Directions → Pick out all lines with the word "content" from the records that follow.

* START Record list *

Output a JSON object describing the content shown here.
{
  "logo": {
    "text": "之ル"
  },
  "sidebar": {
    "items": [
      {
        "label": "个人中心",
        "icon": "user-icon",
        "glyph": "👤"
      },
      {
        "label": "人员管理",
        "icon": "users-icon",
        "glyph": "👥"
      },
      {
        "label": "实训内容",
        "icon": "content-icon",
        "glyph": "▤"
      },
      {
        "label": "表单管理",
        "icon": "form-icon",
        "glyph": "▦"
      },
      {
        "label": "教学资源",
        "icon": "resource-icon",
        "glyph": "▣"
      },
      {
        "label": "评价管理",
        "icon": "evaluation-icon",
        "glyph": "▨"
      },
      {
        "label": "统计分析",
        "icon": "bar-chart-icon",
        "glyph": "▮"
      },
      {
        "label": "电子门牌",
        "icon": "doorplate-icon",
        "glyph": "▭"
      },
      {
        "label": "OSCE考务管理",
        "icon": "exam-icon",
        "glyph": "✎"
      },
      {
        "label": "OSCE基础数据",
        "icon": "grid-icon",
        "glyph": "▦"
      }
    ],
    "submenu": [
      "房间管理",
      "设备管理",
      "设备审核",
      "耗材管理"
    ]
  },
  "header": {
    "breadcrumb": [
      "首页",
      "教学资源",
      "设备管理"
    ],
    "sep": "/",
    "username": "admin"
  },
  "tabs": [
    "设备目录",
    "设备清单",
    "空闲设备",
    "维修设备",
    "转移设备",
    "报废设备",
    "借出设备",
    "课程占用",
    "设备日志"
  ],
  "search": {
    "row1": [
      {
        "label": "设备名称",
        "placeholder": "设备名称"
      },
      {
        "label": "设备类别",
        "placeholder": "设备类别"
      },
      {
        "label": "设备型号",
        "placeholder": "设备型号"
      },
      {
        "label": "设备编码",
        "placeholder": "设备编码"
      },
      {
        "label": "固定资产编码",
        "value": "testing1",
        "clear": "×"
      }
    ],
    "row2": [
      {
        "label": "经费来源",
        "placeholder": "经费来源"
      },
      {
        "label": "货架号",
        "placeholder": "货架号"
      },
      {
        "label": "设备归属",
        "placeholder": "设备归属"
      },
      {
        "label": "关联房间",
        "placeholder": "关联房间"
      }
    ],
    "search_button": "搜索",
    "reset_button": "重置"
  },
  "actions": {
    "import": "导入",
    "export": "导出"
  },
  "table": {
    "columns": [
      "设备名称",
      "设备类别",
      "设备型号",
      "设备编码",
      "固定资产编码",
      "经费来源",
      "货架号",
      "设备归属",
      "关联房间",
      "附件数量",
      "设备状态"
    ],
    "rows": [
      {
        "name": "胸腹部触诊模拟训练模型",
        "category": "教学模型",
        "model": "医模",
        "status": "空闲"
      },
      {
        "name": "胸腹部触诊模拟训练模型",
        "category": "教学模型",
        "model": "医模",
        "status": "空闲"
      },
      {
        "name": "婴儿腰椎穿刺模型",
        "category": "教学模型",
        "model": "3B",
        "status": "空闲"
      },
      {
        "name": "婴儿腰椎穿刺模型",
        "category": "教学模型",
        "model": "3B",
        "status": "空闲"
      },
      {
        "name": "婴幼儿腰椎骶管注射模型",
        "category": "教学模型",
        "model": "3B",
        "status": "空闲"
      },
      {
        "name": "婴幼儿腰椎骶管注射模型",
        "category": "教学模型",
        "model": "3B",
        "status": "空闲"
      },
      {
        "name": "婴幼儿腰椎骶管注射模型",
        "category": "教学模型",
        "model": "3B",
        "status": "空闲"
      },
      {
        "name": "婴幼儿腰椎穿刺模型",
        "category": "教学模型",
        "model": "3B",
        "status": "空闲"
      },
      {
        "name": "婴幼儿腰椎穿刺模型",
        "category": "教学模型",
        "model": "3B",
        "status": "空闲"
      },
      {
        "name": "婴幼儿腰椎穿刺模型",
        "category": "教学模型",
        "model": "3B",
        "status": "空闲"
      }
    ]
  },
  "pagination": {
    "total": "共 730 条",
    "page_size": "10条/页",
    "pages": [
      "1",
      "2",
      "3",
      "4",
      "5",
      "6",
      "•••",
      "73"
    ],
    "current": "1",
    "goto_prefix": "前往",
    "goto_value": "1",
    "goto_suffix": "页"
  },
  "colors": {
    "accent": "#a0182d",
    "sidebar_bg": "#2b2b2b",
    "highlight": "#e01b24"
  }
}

* END Record list *
* START Record list *

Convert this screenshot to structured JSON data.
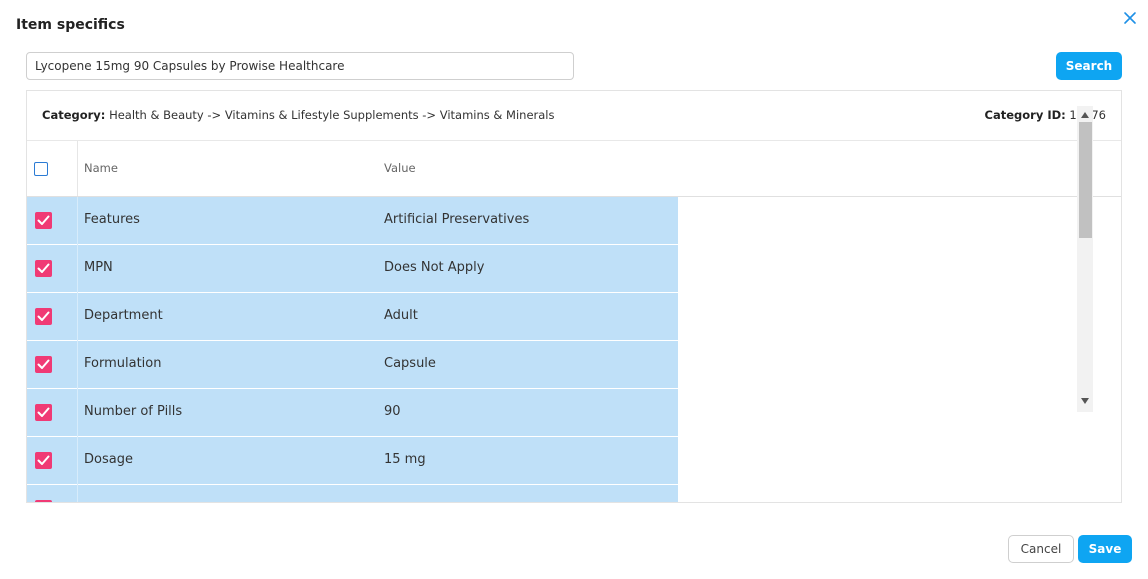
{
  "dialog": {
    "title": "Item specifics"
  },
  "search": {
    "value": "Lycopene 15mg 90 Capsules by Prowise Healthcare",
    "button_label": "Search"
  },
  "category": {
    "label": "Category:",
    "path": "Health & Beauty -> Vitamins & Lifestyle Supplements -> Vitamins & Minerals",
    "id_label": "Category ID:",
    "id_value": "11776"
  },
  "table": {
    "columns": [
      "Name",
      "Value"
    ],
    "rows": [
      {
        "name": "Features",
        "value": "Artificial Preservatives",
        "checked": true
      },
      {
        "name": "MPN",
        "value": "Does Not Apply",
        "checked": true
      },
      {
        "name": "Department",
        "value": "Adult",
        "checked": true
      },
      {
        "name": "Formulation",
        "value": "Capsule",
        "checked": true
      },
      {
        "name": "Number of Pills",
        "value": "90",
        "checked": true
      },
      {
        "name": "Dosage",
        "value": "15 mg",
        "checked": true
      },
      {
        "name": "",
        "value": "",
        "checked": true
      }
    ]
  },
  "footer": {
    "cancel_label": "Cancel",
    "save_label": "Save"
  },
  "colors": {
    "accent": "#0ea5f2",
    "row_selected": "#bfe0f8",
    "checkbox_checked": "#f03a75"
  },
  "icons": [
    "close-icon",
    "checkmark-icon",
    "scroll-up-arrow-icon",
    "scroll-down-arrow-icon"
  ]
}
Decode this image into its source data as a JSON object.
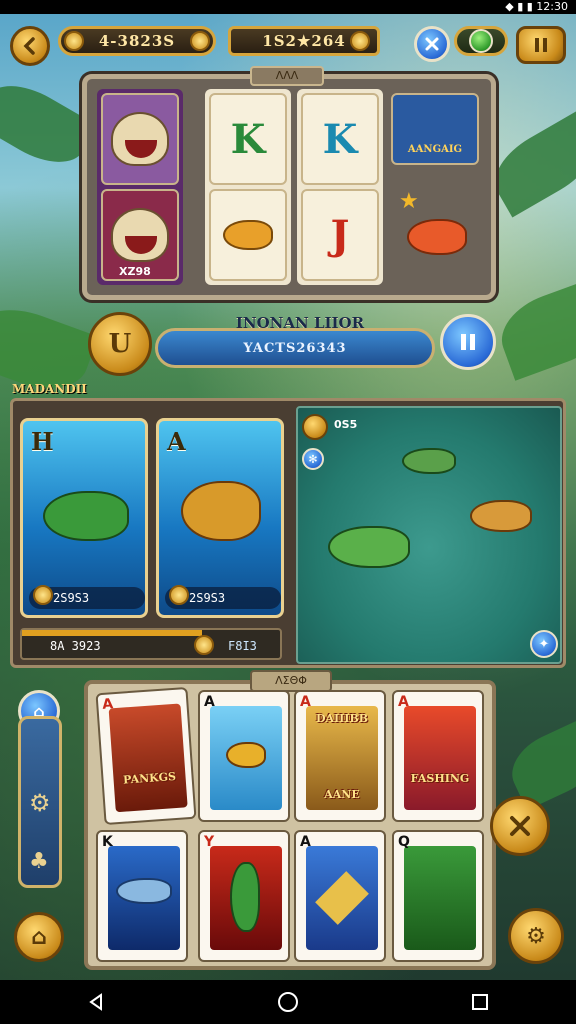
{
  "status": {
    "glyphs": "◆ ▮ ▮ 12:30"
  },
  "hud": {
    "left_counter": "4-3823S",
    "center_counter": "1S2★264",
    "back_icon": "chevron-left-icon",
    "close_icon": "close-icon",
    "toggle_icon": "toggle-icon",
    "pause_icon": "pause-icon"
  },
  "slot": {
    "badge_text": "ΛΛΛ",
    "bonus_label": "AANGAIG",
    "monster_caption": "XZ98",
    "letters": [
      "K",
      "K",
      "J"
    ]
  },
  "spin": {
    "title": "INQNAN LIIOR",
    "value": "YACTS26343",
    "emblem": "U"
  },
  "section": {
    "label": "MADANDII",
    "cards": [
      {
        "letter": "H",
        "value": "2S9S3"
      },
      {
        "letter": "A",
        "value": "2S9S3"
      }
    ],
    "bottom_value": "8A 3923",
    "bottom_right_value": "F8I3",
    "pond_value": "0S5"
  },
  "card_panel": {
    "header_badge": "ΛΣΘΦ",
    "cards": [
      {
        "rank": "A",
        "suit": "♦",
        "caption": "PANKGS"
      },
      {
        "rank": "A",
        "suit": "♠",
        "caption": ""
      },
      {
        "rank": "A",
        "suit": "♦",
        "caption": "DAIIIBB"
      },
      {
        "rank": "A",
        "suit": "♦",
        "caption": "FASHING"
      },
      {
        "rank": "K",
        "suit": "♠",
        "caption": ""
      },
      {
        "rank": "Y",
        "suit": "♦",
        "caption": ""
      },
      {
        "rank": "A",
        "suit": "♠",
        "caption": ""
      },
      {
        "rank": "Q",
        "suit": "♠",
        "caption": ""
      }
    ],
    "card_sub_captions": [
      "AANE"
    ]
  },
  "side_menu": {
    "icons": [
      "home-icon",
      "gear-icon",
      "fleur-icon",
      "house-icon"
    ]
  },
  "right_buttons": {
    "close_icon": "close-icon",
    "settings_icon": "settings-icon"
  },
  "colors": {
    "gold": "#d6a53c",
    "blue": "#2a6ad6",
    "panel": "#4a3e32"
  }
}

* END Record list *

Worked answer →
Output a JSON object describing the content shown here.
        "icon": "content-icon",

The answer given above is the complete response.